====== TASK MATERIAL

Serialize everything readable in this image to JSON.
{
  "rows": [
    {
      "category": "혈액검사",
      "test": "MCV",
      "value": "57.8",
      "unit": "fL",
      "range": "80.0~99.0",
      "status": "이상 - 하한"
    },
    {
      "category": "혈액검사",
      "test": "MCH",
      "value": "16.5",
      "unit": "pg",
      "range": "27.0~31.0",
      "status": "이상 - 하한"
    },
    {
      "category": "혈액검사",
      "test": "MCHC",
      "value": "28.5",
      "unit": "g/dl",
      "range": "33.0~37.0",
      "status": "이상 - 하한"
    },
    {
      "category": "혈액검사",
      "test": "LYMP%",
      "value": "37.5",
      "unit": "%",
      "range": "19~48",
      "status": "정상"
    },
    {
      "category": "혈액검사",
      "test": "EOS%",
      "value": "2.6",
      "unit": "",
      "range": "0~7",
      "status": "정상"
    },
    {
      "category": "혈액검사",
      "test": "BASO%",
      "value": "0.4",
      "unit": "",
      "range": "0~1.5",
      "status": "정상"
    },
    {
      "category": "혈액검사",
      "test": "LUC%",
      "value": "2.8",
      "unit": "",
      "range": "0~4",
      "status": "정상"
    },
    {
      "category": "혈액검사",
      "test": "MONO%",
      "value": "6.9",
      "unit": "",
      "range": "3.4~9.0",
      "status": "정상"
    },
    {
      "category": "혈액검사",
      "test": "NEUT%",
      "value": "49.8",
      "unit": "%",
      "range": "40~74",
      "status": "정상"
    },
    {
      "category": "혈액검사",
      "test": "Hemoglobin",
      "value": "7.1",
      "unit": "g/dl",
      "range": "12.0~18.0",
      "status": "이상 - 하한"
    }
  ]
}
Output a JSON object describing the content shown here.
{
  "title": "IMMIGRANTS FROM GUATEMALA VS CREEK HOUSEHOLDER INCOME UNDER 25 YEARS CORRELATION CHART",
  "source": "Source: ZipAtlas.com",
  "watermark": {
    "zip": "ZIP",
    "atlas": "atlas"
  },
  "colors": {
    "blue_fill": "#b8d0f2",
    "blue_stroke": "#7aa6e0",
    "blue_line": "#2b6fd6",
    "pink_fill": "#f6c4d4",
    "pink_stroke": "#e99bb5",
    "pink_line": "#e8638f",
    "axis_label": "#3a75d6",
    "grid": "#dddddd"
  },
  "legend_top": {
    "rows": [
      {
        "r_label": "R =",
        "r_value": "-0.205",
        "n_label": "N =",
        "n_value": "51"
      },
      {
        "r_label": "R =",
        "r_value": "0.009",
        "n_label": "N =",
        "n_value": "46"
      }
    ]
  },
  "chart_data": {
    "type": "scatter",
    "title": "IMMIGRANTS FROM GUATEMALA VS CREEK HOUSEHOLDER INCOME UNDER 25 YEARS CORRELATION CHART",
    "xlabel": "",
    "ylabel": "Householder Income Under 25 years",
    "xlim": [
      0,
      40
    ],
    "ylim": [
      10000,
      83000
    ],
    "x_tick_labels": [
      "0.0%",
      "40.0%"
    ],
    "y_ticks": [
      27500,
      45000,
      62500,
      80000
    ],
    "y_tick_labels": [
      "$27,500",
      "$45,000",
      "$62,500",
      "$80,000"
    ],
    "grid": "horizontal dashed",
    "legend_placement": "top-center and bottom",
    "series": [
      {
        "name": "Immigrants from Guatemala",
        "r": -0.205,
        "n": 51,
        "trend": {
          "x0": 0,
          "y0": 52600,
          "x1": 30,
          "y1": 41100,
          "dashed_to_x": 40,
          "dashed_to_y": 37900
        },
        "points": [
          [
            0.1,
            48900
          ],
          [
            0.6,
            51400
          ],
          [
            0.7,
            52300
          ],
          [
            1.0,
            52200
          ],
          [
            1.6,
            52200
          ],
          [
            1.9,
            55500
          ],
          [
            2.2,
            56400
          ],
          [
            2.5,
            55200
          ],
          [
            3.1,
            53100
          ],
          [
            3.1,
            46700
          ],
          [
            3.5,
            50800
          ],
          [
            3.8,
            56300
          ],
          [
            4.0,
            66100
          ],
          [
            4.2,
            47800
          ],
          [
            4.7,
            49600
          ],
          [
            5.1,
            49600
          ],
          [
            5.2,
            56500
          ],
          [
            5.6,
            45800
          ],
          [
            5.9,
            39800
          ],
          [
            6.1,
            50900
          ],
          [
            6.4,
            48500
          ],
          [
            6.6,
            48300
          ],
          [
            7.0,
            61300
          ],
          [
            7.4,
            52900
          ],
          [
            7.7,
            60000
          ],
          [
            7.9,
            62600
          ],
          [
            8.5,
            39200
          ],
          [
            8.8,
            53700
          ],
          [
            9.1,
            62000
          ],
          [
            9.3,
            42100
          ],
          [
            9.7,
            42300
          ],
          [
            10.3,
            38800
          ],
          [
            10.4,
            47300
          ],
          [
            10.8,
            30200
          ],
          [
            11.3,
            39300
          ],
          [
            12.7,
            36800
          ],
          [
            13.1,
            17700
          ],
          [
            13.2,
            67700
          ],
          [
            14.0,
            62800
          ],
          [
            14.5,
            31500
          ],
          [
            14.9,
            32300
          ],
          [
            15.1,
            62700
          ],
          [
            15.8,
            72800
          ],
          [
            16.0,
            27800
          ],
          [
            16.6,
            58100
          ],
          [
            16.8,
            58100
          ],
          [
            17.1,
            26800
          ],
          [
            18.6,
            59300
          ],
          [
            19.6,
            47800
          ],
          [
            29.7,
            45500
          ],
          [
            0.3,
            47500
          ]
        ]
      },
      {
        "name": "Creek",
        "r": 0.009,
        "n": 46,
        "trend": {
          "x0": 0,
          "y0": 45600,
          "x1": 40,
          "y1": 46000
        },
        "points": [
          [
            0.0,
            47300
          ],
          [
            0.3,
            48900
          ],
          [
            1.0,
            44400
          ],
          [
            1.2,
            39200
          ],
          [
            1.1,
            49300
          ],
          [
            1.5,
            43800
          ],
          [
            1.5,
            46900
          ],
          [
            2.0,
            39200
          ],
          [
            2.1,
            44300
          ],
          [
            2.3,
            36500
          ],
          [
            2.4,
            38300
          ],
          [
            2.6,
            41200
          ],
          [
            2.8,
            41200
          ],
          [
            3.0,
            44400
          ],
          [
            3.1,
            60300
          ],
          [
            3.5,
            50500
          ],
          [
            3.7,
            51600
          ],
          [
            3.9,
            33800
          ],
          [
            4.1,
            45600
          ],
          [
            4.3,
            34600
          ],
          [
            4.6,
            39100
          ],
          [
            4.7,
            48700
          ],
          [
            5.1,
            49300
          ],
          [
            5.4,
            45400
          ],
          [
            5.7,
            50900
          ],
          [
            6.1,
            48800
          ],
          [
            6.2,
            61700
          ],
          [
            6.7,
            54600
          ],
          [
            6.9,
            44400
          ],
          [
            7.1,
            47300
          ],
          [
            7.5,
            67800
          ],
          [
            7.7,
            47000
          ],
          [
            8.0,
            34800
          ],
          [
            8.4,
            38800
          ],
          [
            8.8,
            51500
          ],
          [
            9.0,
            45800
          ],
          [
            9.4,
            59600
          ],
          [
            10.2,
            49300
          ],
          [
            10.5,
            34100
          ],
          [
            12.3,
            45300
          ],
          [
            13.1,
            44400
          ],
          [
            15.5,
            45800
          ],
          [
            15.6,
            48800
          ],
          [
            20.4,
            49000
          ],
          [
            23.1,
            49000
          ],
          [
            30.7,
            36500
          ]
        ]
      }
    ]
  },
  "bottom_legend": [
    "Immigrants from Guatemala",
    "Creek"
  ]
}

============

**YOUR TASK:**
Reproduce the full listing above, character for character.

**COMPLETE RESPONSE:**
Serialize everything readable in this image to JSON.
{
  "rows": [
    {
      "category": "혈액검사",
      "test": "MCV",
      "value": "57.8",
      "unit": "fL",
      "range": "80.0~99.0",
      "status": "이상 - 하한"
    },
    {
      "category": "혈액검사",
      "test": "MCH",
      "value": "16.5",
      "unit": "pg",
      "range": "27.0~31.0",
      "status": "이상 - 하한"
    },
    {
      "category": "혈액검사",
      "test": "MCHC",
      "value": "28.5",
      "unit": "g/dl",
      "range": "33.0~37.0",
      "status": "이상 - 하한"
    },
    {
      "category": "혈액검사",
      "test": "LYMP%",
      "value": "37.5",
      "unit": "%",
      "range": "19~48",
      "status": "정상"
    },
    {
      "category": "혈액검사",
      "test": "EOS%",
      "value": "2.6",
      "unit": "",
      "range": "0~7",
      "status": "정상"
    },
    {
      "category": "혈액검사",
      "test": "BASO%",
      "value": "0.4",
      "unit": "",
      "range": "0~1.5",
      "status": "정상"
    },
    {
      "category": "혈액검사",
      "test": "LUC%",
      "value": "2.8",
      "unit": "",
      "range": "0~4",
      "status": "정상"
    },
    {
      "category": "혈액검사",
      "test": "MONO%",
      "value": "6.9",
      "unit": "",
      "range": "3.4~9.0",
      "status": "정상"
    },
    {
      "category": "혈액검사",
      "test": "NEUT%",
      "value": "49.8",
      "unit": "%",
      "range": "40~74",
      "status": "정상"
    },
    {
      "category": "혈액검사",
      "test": "Hemoglobin",
      "value": "7.1",
      "unit": "g/dl",
      "range": "12.0~18.0",
      "status": "이상 - 하한"
    }
  ]
}
Output a JSON object describing the content shown here.
{
  "title": "IMMIGRANTS FROM GUATEMALA VS CREEK HOUSEHOLDER INCOME UNDER 25 YEARS CORRELATION CHART",
  "source": "Source: ZipAtlas.com",
  "watermark": {
    "zip": "ZIP",
    "atlas": "atlas"
  },
  "colors": {
    "blue_fill": "#b8d0f2",
    "blue_stroke": "#7aa6e0",
    "blue_line": "#2b6fd6",
    "pink_fill": "#f6c4d4",
    "pink_stroke": "#e99bb5",
    "pink_line": "#e8638f",
    "axis_label": "#3a75d6",
    "grid": "#dddddd"
  },
  "legend_top": {
    "rows": [
      {
        "r_label": "R =",
        "r_value": "-0.205",
        "n_label": "N =",
        "n_value": "51"
      },
      {
        "r_label": "R =",
        "r_value": "0.009",
        "n_label": "N =",
        "n_value": "46"
      }
    ]
  },
  "chart_data": {
    "type": "scatter",
    "title": "IMMIGRANTS FROM GUATEMALA VS CREEK HOUSEHOLDER INCOME UNDER 25 YEARS CORRELATION CHART",
    "xlabel": "",
    "ylabel": "Householder Income Under 25 years",
    "xlim": [
      0,
      40
    ],
    "ylim": [
      10000,
      83000
    ],
    "x_tick_labels": [
      "0.0%",
      "40.0%"
    ],
    "y_ticks": [
      27500,
      45000,
      62500,
      80000
    ],
    "y_tick_labels": [
      "$27,500",
      "$45,000",
      "$62,500",
      "$80,000"
    ],
    "grid": "horizontal dashed",
    "legend_placement": "top-center and bottom",
    "series": [
      {
        "name": "Immigrants from Guatemala",
        "r": -0.205,
        "n": 51,
        "trend": {
          "x0": 0,
          "y0": 52600,
          "x1": 30,
          "y1": 41100,
          "dashed_to_x": 40,
          "dashed_to_y": 37900
        },
        "points": [
          [
            0.1,
            48900
          ],
          [
            0.6,
            51400
          ],
          [
            0.7,
            52300
          ],
          [
            1.0,
            52200
          ],
          [
            1.6,
            52200
          ],
          [
            1.9,
            55500
          ],
          [
            2.2,
            56400
          ],
          [
            2.5,
            55200
          ],
          [
            3.1,
            53100
          ],
          [
            3.1,
            46700
          ],
          [
            3.5,
            50800
          ],
          [
            3.8,
            56300
          ],
          [
            4.0,
            66100
          ],
          [
            4.2,
            47800
          ],
          [
            4.7,
            49600
          ],
          [
            5.1,
            49600
          ],
          [
            5.2,
            56500
          ],
          [
            5.6,
            45800
          ],
          [
            5.9,
            39800
          ],
          [
            6.1,
            50900
          ],
          [
            6.4,
            48500
          ],
          [
            6.6,
            48300
          ],
          [
            7.0,
            61300
          ],
          [
            7.4,
            52900
          ],
          [
            7.7,
            60000
          ],
          [
            7.9,
            62600
          ],
          [
            8.5,
            39200
          ],
          [
            8.8,
            53700
          ],
          [
            9.1,
            62000
          ],
          [
            9.3,
            42100
          ],
          [
            9.7,
            42300
          ],
          [
            10.3,
            38800
          ],
          [
            10.4,
            47300
          ],
          [
            10.8,
            30200
          ],
          [
            11.3,
            39300
          ],
          [
            12.7,
            36800
          ],
          [
            13.1,
            17700
          ],
          [
            13.2,
            67700
          ],
          [
            14.0,
            62800
          ],
          [
            14.5,
            31500
          ],
          [
            14.9,
            32300
          ],
          [
            15.1,
            62700
          ],
          [
            15.8,
            72800
          ],
          [
            16.0,
            27800
          ],
          [
            16.6,
            58100
          ],
          [
            16.8,
            58100
          ],
          [
            17.1,
            26800
          ],
          [
            18.6,
            59300
          ],
          [
            19.6,
            47800
          ],
          [
            29.7,
            45500
          ],
          [
            0.3,
            47500
          ]
        ]
      },
      {
        "name": "Creek",
        "r": 0.009,
        "n": 46,
        "trend": {
          "x0": 0,
          "y0": 45600,
          "x1": 40,
          "y1": 46000
        },
        "points": [
          [
            0.0,
            47300
          ],
          [
            0.3,
            48900
          ],
          [
            1.0,
            44400
          ],
          [
            1.2,
            39200
          ],
          [
            1.1,
            49300
          ],
          [
            1.5,
            43800
          ],
          [
            1.5,
            46900
          ],
          [
            2.0,
            39200
          ],
          [
            2.1,
            44300
          ],
          [
            2.3,
            36500
          ],
          [
            2.4,
            38300
          ],
          [
            2.6,
            41200
          ],
          [
            2.8,
            41200
          ],
          [
            3.0,
            44400
          ],
          [
            3.1,
            60300
          ],
          [
            3.5,
            50500
          ],
          [
            3.7,
            51600
          ],
          [
            3.9,
            33800
          ],
          [
            4.1,
            45600
          ],
          [
            4.3,
            34600
          ],
          [
            4.6,
            39100
          ],
          [
            4.7,
            48700
          ],
          [
            5.1,
            49300
          ],
          [
            5.4,
            45400
          ],
          [
            5.7,
            50900
          ],
          [
            6.1,
            48800
          ],
          [
            6.2,
            61700
          ],
          [
            6.7,
            54600
          ],
          [
            6.9,
            44400
          ],
          [
            7.1,
            47300
          ],
          [
            7.5,
            67800
          ],
          [
            7.7,
            47000
          ],
          [
            8.0,
            34800
          ],
          [
            8.4,
            38800
          ],
          [
            8.8,
            51500
          ],
          [
            9.0,
            45800
          ],
          [
            9.4,
            59600
          ],
          [
            10.2,
            49300
          ],
          [
            10.5,
            34100
          ],
          [
            12.3,
            45300
          ],
          [
            13.1,
            44400
          ],
          [
            15.5,
            45800
          ],
          [
            15.6,
            48800
          ],
          [
            20.4,
            49000
          ],
          [
            23.1,
            49000
          ],
          [
            30.7,
            36500
          ]
        ]
      }
    ]
  },
  "bottom_legend": [
    "Immigrants from Guatemala",
    "Creek"
  ]
}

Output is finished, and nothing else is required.